▶ [SHORT PROBLEM]
Copy all lines that contain the word "band".
* start SUPPLIED DATA *
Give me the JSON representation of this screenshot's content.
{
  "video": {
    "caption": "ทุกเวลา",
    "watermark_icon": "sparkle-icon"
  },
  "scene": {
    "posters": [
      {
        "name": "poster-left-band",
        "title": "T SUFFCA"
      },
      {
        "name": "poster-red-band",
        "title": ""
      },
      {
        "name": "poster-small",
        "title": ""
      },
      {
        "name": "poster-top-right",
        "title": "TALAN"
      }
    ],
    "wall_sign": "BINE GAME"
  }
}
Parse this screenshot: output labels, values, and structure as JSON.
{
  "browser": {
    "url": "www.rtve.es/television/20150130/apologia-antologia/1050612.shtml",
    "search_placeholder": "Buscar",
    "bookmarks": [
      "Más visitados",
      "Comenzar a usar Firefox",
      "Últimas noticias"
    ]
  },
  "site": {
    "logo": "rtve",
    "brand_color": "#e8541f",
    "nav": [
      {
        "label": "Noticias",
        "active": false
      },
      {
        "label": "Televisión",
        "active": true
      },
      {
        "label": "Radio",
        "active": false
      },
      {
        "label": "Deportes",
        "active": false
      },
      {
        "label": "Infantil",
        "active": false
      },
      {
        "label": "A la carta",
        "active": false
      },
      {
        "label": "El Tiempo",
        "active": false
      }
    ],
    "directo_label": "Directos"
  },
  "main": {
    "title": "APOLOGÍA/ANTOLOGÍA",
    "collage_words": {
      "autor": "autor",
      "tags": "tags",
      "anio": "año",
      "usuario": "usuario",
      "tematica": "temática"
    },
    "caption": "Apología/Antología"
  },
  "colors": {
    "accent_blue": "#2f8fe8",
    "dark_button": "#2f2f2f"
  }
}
* end SUPPLIED DATA *
▶ [FULL RESPONSE]
        "name": "poster-left-band",
        "name": "poster-red-band",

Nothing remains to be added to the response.